Records to use:
* start *
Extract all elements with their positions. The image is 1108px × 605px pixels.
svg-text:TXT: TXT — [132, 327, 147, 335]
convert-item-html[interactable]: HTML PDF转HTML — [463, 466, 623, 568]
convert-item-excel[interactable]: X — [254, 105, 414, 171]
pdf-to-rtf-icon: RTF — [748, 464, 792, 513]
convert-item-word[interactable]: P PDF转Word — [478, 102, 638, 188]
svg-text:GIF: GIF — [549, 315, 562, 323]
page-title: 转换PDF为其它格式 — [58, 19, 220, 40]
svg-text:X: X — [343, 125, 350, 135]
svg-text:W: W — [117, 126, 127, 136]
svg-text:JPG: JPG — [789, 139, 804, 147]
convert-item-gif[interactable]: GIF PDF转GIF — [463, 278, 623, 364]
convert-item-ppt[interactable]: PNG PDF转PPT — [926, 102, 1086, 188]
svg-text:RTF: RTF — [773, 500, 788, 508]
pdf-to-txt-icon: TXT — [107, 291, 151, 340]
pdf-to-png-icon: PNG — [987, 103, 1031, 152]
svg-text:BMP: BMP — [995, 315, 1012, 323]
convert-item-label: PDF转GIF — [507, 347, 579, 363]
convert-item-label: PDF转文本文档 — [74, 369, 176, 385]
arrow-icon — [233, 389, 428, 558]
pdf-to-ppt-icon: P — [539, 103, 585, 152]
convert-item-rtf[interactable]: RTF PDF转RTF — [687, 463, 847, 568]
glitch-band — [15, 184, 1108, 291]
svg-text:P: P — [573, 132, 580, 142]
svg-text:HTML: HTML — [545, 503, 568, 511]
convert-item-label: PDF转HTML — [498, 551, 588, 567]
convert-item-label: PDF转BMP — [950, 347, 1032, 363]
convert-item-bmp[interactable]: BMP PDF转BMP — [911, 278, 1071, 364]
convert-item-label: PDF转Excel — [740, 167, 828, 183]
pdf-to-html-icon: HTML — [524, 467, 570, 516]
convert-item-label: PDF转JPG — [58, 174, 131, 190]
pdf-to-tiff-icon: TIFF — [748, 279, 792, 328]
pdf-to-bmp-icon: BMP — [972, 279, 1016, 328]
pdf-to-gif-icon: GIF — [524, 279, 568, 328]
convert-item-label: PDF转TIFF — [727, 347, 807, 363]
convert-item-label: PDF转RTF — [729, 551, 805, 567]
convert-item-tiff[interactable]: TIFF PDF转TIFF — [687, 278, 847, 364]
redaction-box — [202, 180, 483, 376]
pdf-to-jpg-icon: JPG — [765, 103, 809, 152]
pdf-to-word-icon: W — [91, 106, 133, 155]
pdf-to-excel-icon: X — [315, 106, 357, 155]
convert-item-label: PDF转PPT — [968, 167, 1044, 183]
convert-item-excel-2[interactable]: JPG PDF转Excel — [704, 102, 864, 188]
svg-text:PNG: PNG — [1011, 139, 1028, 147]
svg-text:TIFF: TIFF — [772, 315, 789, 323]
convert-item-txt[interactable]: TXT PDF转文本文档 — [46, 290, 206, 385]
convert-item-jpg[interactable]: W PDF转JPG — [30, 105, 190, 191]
* end *
Goal:
Please copy every line of the material above word for word, in the same order.

Output of the task:
Extract all elements with their positions. The image is 1108px × 605px pixels.
svg-text:TXT: TXT — [132, 327, 147, 335]
convert-item-html[interactable]: HTML PDF转HTML — [463, 466, 623, 568]
convert-item-excel[interactable]: X — [254, 105, 414, 171]
pdf-to-rtf-icon: RTF — [748, 464, 792, 513]
convert-item-word[interactable]: P PDF转Word — [478, 102, 638, 188]
svg-text:GIF: GIF — [549, 315, 562, 323]
page-title: 转换PDF为其它格式 — [58, 19, 220, 40]
svg-text:X: X — [343, 125, 350, 135]
svg-text:W: W — [117, 126, 127, 136]
svg-text:JPG: JPG — [789, 139, 804, 147]
convert-item-gif[interactable]: GIF PDF转GIF — [463, 278, 623, 364]
convert-item-ppt[interactable]: PNG PDF转PPT — [926, 102, 1086, 188]
svg-text:RTF: RTF — [773, 500, 788, 508]
pdf-to-txt-icon: TXT — [107, 291, 151, 340]
pdf-to-png-icon: PNG — [987, 103, 1031, 152]
svg-text:BMP: BMP — [995, 315, 1012, 323]
convert-item-label: PDF转GIF — [507, 347, 579, 363]
convert-item-label: PDF转文本文档 — [74, 369, 176, 385]
arrow-icon — [233, 389, 428, 558]
pdf-to-ppt-icon: P — [539, 103, 585, 152]
convert-item-rtf[interactable]: RTF PDF转RTF — [687, 463, 847, 568]
glitch-band — [15, 184, 1108, 291]
svg-text:P: P — [573, 132, 580, 142]
svg-text:HTML: HTML — [545, 503, 568, 511]
convert-item-label: PDF转HTML — [498, 551, 588, 567]
convert-item-label: PDF转BMP — [950, 347, 1032, 363]
convert-item-bmp[interactable]: BMP PDF转BMP — [911, 278, 1071, 364]
convert-item-label: PDF转Excel — [740, 167, 828, 183]
pdf-to-html-icon: HTML — [524, 467, 570, 516]
convert-item-label: PDF转JPG — [58, 174, 131, 190]
pdf-to-tiff-icon: TIFF — [748, 279, 792, 328]
pdf-to-bmp-icon: BMP — [972, 279, 1016, 328]
pdf-to-gif-icon: GIF — [524, 279, 568, 328]
convert-item-label: PDF转TIFF — [727, 347, 807, 363]
convert-item-label: PDF转RTF — [729, 551, 805, 567]
convert-item-tiff[interactable]: TIFF PDF转TIFF — [687, 278, 847, 364]
redaction-box — [202, 180, 483, 376]
pdf-to-jpg-icon: JPG — [765, 103, 809, 152]
pdf-to-word-icon: W — [91, 106, 133, 155]
pdf-to-excel-icon: X — [315, 106, 357, 155]
convert-item-label: PDF转PPT — [968, 167, 1044, 183]
convert-item-excel-2[interactable]: JPG PDF转Excel — [704, 102, 864, 188]
svg-text:PNG: PNG — [1011, 139, 1028, 147]
svg-text:TIFF: TIFF — [772, 315, 789, 323]
convert-item-txt[interactable]: TXT PDF转文本文档 — [46, 290, 206, 385]
convert-item-jpg[interactable]: W PDF转JPG — [30, 105, 190, 191]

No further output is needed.